Rows from a dataset:
━━━━
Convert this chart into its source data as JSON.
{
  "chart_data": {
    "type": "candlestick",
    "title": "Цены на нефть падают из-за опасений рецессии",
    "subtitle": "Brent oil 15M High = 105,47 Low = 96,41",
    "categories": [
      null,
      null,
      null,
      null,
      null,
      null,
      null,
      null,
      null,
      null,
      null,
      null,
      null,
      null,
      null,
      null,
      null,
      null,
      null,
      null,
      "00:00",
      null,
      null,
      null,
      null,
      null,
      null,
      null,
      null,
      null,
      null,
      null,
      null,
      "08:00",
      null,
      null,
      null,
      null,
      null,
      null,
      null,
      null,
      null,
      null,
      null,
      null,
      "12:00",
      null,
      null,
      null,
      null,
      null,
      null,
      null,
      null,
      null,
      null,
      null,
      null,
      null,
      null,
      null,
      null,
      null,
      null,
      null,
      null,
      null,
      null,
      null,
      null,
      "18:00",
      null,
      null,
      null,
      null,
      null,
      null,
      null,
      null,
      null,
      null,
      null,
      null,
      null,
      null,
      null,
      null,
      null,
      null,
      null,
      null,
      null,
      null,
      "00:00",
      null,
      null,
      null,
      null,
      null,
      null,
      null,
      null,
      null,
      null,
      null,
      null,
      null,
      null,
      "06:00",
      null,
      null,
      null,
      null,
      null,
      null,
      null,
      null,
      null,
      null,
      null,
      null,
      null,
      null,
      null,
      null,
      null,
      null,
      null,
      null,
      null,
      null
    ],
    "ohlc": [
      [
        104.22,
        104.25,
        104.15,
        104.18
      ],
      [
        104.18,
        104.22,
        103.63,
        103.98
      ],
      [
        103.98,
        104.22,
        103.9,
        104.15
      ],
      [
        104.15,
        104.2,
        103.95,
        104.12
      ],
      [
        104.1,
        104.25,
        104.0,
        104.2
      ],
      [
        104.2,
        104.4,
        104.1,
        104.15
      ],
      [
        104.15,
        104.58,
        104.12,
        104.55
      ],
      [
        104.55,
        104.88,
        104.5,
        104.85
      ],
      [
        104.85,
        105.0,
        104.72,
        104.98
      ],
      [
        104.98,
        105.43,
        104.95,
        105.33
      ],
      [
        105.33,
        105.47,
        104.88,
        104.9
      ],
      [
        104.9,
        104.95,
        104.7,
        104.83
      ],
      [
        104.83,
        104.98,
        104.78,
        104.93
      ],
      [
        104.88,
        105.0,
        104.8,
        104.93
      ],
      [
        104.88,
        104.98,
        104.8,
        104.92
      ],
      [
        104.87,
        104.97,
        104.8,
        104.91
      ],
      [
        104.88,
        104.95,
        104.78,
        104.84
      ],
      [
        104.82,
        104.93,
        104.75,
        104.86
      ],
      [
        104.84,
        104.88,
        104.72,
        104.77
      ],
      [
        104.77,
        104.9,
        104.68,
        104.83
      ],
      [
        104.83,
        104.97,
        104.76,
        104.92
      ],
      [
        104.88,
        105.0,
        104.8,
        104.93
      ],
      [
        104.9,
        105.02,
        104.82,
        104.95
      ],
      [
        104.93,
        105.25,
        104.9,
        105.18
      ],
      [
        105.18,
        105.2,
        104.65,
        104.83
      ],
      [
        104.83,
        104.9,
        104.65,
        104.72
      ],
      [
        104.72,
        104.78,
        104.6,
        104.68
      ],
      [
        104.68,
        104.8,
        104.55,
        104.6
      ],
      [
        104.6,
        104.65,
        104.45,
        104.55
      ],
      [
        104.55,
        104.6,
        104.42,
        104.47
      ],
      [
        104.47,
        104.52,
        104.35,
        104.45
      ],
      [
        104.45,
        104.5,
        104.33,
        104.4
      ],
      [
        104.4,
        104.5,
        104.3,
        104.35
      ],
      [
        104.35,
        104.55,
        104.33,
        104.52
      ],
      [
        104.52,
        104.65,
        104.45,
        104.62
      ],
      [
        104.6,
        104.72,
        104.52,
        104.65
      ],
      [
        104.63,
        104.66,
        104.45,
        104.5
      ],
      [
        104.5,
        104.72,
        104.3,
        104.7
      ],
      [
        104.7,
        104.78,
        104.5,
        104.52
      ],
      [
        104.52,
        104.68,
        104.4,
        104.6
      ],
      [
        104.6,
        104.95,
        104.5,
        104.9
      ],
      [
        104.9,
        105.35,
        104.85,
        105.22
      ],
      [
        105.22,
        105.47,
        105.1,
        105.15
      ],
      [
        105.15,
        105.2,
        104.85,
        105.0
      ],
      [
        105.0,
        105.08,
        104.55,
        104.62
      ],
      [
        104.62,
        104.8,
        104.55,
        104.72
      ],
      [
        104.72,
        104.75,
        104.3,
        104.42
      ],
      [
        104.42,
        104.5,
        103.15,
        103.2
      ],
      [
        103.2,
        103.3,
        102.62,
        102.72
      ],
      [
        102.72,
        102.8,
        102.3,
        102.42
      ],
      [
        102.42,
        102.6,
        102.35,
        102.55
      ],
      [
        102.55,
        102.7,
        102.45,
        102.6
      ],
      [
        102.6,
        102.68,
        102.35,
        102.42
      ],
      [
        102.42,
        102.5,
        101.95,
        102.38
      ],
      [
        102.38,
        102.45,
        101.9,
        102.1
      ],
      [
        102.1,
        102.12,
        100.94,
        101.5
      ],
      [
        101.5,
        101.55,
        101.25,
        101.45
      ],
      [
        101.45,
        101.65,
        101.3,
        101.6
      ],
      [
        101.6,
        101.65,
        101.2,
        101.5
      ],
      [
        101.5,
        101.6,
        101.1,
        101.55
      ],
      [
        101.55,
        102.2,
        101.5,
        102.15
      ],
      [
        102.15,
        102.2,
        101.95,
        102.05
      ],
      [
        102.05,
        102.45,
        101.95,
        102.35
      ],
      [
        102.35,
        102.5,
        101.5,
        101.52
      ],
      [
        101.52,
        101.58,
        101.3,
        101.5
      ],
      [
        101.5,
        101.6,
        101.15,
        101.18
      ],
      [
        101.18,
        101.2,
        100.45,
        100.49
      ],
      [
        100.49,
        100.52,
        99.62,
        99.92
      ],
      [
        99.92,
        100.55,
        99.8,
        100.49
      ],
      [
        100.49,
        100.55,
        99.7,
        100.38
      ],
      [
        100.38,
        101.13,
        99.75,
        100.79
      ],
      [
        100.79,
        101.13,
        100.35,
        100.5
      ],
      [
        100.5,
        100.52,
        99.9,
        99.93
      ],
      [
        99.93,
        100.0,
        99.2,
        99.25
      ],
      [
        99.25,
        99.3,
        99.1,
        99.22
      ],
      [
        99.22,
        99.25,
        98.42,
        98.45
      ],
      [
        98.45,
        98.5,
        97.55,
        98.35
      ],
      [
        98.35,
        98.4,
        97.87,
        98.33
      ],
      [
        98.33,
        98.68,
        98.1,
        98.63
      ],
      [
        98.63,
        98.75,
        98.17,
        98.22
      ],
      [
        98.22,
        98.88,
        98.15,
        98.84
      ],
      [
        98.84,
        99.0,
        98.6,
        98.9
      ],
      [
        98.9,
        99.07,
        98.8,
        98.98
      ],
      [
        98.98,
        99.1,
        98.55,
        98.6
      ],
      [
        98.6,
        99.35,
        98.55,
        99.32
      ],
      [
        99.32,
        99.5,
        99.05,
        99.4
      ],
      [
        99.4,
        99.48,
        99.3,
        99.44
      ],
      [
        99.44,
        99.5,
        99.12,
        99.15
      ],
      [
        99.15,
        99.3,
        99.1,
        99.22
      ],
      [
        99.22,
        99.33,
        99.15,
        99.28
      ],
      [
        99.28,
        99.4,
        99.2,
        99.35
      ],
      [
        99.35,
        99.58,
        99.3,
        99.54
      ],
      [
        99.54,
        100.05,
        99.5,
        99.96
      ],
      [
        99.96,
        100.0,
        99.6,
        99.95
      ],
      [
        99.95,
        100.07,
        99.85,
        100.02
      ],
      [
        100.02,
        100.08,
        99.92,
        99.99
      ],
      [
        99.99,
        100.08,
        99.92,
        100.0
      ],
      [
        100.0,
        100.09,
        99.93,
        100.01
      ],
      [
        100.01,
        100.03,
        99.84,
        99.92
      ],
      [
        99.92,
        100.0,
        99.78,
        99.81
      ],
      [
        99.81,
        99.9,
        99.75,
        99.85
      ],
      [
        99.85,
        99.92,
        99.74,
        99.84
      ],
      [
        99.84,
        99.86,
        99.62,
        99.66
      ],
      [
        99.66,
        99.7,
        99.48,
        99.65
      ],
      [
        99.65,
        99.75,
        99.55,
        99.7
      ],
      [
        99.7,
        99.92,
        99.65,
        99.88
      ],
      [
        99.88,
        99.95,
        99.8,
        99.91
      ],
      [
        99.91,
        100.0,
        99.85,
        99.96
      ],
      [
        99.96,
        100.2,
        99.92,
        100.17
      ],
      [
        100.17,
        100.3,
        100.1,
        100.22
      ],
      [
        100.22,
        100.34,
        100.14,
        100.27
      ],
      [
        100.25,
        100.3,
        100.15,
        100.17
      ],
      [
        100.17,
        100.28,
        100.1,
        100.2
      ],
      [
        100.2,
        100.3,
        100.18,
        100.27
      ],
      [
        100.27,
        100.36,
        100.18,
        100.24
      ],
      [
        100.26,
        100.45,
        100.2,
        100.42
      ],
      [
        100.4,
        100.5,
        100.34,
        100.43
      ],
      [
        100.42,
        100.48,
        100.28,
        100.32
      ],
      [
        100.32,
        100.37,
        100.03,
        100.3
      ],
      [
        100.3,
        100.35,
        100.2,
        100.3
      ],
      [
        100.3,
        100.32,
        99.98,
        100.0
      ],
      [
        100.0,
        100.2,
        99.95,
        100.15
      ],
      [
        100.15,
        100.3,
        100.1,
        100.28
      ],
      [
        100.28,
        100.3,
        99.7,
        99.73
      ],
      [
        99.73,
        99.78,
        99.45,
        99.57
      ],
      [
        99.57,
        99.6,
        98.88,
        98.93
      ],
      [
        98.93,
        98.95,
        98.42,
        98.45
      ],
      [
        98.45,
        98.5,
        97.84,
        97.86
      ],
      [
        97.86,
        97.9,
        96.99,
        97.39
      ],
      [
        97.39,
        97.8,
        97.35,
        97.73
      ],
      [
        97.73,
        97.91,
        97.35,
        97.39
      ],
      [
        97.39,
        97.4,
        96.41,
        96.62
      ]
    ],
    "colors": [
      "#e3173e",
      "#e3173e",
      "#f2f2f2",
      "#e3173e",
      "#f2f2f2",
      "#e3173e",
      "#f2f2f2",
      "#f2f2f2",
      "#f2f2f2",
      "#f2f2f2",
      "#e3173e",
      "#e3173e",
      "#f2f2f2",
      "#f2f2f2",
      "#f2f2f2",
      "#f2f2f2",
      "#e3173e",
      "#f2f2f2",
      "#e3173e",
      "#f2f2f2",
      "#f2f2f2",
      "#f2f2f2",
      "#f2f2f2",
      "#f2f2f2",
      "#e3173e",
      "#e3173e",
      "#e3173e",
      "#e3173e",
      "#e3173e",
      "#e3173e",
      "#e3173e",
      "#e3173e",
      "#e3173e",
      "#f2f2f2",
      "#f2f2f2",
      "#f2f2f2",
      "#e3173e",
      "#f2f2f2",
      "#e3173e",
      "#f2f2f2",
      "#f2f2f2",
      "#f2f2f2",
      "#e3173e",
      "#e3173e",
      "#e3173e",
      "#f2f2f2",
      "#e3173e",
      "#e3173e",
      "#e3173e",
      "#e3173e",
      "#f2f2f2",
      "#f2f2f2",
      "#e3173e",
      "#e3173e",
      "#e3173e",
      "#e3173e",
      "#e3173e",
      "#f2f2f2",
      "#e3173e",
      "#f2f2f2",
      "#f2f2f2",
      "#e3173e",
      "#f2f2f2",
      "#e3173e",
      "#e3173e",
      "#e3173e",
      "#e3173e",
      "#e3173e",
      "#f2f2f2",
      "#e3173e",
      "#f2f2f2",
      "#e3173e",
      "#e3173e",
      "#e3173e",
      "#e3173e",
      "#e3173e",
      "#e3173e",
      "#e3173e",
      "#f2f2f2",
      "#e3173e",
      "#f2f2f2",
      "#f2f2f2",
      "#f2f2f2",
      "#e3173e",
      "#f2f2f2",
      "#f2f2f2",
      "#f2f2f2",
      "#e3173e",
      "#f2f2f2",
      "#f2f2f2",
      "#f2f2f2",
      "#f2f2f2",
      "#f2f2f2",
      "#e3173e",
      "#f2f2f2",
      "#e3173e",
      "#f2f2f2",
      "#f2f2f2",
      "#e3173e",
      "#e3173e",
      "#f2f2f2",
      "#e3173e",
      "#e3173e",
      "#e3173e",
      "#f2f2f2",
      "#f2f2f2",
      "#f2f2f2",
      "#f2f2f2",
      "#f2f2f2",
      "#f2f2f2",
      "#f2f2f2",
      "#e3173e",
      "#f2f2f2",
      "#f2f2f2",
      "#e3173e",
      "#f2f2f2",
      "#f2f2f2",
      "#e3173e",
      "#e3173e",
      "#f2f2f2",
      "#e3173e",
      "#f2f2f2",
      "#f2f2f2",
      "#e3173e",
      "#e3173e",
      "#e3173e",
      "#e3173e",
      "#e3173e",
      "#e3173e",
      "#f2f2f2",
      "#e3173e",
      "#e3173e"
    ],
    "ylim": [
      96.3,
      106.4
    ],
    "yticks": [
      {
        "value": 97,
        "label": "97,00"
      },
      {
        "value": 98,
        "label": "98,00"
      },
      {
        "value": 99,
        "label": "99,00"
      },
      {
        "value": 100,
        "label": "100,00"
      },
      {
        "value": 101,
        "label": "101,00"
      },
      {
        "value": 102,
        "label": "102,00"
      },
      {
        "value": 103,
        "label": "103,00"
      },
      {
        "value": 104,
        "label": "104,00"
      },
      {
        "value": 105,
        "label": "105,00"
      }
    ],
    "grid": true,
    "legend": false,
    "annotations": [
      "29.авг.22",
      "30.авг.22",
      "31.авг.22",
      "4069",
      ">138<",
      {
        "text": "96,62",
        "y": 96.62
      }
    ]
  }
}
━━━━
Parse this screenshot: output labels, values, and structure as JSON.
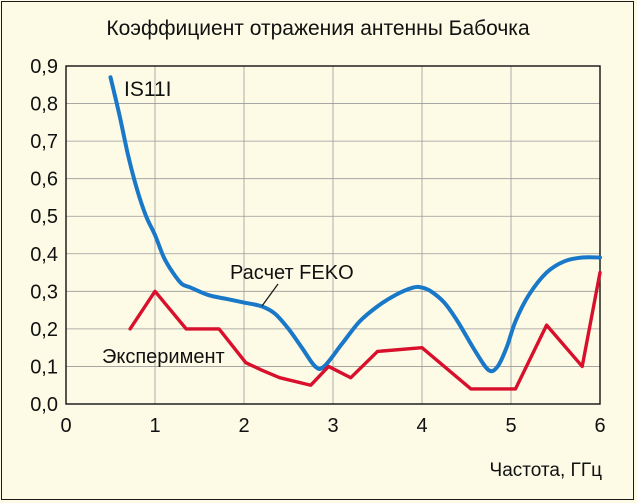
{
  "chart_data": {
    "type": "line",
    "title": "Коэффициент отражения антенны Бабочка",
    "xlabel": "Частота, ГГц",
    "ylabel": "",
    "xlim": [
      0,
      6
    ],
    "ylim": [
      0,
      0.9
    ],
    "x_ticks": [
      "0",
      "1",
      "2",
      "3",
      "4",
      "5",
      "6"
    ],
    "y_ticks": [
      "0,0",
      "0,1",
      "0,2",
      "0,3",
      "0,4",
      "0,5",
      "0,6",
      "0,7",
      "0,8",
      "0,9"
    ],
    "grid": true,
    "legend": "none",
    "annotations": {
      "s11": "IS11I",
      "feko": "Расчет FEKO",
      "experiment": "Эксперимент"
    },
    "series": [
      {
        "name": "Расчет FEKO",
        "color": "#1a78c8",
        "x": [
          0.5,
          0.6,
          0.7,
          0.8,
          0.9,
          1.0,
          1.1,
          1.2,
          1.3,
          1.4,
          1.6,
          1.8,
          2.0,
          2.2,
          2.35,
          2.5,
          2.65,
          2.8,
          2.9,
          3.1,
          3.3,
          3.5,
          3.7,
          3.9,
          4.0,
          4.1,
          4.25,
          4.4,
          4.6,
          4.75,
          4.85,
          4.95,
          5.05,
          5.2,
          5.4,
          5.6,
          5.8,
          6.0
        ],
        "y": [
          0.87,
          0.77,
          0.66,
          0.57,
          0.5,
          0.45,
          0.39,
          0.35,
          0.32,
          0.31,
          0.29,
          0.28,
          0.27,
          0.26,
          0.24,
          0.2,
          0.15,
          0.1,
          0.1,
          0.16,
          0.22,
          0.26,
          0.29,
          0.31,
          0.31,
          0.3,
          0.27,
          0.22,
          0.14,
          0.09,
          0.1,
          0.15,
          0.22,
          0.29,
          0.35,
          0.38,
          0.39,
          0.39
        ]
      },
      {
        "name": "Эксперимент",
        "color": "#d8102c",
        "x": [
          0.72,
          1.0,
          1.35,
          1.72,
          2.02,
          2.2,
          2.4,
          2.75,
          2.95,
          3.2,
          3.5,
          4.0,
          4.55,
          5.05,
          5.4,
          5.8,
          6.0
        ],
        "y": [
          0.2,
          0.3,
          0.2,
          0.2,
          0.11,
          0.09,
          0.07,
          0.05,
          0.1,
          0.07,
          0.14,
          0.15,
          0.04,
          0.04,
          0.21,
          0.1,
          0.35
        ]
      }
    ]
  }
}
━━━━
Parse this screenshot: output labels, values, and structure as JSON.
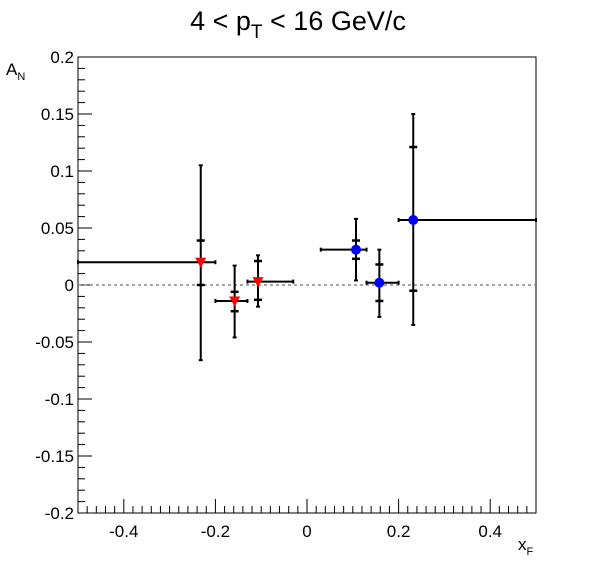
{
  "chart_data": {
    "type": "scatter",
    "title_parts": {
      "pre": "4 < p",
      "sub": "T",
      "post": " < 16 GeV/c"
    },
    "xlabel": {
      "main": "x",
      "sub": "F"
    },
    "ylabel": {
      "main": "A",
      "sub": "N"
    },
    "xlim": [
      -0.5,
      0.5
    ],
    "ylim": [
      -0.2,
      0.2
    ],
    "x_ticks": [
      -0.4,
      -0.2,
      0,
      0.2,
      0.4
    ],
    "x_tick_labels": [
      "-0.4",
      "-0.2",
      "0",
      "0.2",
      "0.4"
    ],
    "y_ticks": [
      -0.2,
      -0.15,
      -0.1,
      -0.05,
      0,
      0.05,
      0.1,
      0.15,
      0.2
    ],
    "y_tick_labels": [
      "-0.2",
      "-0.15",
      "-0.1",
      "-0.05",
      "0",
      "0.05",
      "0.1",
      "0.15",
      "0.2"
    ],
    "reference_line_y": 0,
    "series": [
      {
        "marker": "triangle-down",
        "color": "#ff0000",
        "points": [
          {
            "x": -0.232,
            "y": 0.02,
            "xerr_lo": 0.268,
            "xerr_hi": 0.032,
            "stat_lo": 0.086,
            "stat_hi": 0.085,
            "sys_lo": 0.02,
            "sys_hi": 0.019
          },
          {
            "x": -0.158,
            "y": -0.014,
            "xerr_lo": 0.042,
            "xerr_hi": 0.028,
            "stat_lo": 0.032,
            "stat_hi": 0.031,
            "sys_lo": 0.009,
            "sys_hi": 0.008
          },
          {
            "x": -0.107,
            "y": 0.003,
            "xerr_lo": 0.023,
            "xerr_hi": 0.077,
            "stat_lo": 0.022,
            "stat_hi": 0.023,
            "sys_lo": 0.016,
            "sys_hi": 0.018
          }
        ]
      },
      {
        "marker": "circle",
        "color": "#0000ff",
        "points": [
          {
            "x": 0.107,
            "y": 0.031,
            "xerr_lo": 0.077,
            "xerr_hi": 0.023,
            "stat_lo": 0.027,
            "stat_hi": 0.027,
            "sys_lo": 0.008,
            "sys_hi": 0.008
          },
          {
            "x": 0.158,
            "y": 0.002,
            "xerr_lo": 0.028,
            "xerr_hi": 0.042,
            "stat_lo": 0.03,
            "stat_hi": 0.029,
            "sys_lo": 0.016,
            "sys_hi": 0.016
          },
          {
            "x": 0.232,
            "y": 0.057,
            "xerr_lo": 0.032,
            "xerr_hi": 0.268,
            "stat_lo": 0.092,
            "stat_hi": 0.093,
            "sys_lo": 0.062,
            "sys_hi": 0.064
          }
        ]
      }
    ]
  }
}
━━━━
● **DIRECTIONS FOR THIS TASK**
Each line that holds the word "Эксперимент" is to be copied.

● **THE COMPLETED TASK**
      "experiment": "Эксперимент"
        "name": "Эксперимент",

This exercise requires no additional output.